(Collected data entries)
☆ ☆ ☆ ☆ ☆

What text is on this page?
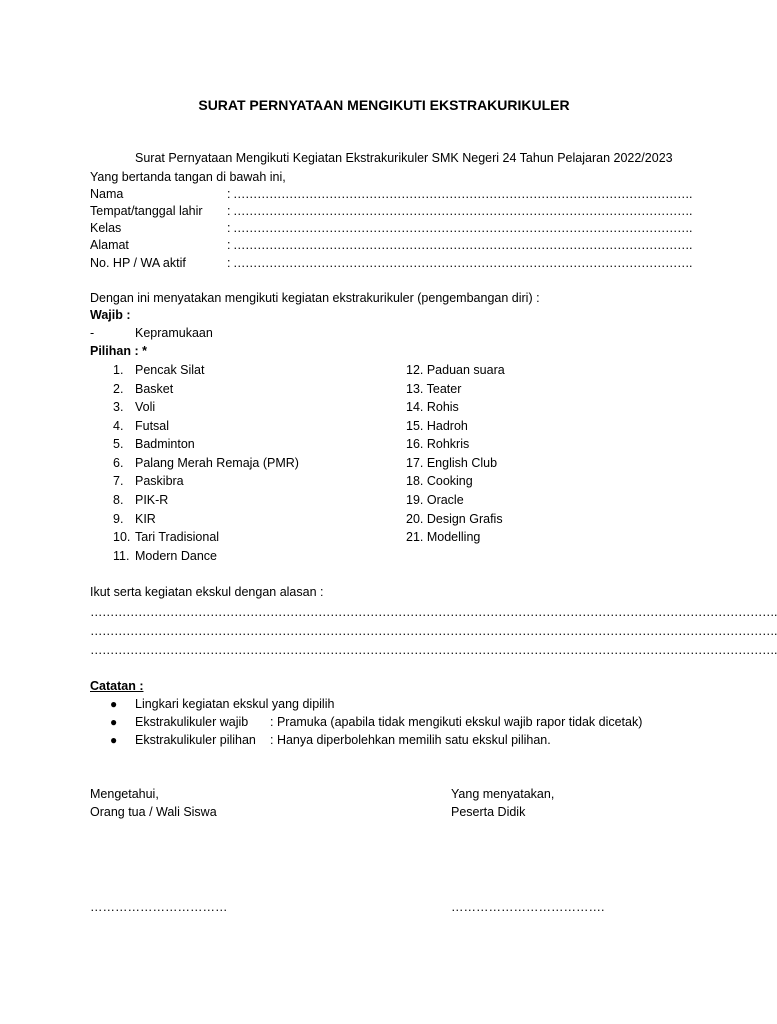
SURAT PERNYATAAN MENGIKUTI EKSTRAKURIKULER
Surat Pernyataan Mengikuti Kegiatan Ekstrakurikuler SMK Negeri 24 Tahun Pelajaran 2022/2023
Yang bertanda tangan di bawah ini,
Nama	: …………………………………………………………………………………………………….
Tempat/tanggal lahir : …………………………………………………………………………………………………….
Kelas	: …………………………………………………………………………………………………….
Alamat	: …………………………………………………………………………………………………….
No. HP / WA aktif	: …………………………………………………………………………………………………….
Dengan ini menyatakan mengikuti kegiatan ekstrakurikuler (pengembangan diri) :
Wajib :
-	Kepramukaan
Pilihan : *
1. Pencak Silat
2. Basket
3. Voli
4. Futsal
5. Badminton
6. Palang Merah Remaja (PMR)
7. Paskibra
8. PIK-R
9. KIR
10. Tari Tradisional
11. Modern Dance
12. Paduan suara
13. Teater
14. Rohis
15. Hadroh
16. Rohkris
17. English Club
18. Cooking
19. Oracle
20. Design Grafis
21. Modelling
Ikut serta kegiatan ekskul dengan alasan :
……………………………………………………………………………………………………………………………………………………….
……………………………………………………………………………………………………………………………………………………….
……………………………………………………………………………………………………………………………………………………….
Catatan :
● Lingkari kegiatan ekskul yang dipilih
● Ekstrakulikuler wajib : Pramuka (apabila tidak mengikuti ekskul wajib rapor tidak dicetak)
● Ekstrakulikuler pilihan : Hanya diperbolehkan memilih satu ekskul pilihan.
Mengetahui,
Orang tua / Wali Siswa
……………………………
Yang menyatakan,
Peserta Didik
……………………………….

☆ ☆ ☆ ☆ ☆

TASK BRIEF: Give an exact reproduction of every line, leaving out any picture.

TASK OUTPUT:
What text is on this page?
SURAT PERNYATAAN MENGIKUTI EKSTRAKURIKULER
Surat Pernyataan Mengikuti Kegiatan Ekstrakurikuler SMK Negeri 24 Tahun Pelajaran 2022/2023
Yang bertanda tangan di bawah ini,
Nama	: …………………………………………………………………………………………………….
Tempat/tanggal lahir : …………………………………………………………………………………………………….
Kelas	: …………………………………………………………………………………………………….
Alamat	: …………………………………………………………………………………………………….
No. HP / WA aktif	: …………………………………………………………………………………………………….
Dengan ini menyatakan mengikuti kegiatan ekstrakurikuler (pengembangan diri) :
Wajib :
-	Kepramukaan
Pilihan : *
1. Pencak Silat
2. Basket
3. Voli
4. Futsal
5. Badminton
6. Palang Merah Remaja (PMR)
7. Paskibra
8. PIK-R
9. KIR
10. Tari Tradisional
11. Modern Dance
12. Paduan suara
13. Teater
14. Rohis
15. Hadroh
16. Rohkris
17. English Club
18. Cooking
19. Oracle
20. Design Grafis
21. Modelling
Ikut serta kegiatan ekskul dengan alasan :
……………………………………………………………………………………………………………………………………………………….
……………………………………………………………………………………………………………………………………………………….
……………………………………………………………………………………………………………………………………………………….
Catatan :
● Lingkari kegiatan ekskul yang dipilih
● Ekstrakulikuler wajib : Pramuka (apabila tidak mengikuti ekskul wajib rapor tidak dicetak)
● Ekstrakulikuler pilihan : Hanya diperbolehkan memilih satu ekskul pilihan.
Mengetahui,
Orang tua / Wali Siswa
……………………………
Yang menyatakan,
Peserta Didik
……………………………….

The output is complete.